▸ AIM OF THE EXERCISE:
Take the data below and repeat it exactly.

▸ PROVIDED RECORDS:
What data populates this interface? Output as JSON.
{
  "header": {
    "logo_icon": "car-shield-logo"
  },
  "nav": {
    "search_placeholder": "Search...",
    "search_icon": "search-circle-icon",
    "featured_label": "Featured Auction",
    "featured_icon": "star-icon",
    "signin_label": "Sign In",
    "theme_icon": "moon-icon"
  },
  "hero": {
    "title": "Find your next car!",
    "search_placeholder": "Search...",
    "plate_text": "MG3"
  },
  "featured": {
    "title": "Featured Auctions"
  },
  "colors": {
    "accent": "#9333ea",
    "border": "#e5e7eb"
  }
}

▸ FINISHED ANSWER:
What data populates this interface? Output as JSON.
{
  "header": {
    "logo_icon": "car-shield-logo"
  },
  "nav": {
    "search_placeholder": "Search...",
    "search_icon": "search-circle-icon",
    "featured_label": "Featured Auction",
    "featured_icon": "star-icon",
    "signin_label": "Sign In",
    "theme_icon": "moon-icon"
  },
  "hero": {
    "title": "Find your next car!",
    "search_placeholder": "Search...",
    "plate_text": "MG3"
  },
  "featured": {
    "title": "Featured Auctions"
  },
  "colors": {
    "accent": "#9333ea",
    "border": "#e5e7eb"
  }
}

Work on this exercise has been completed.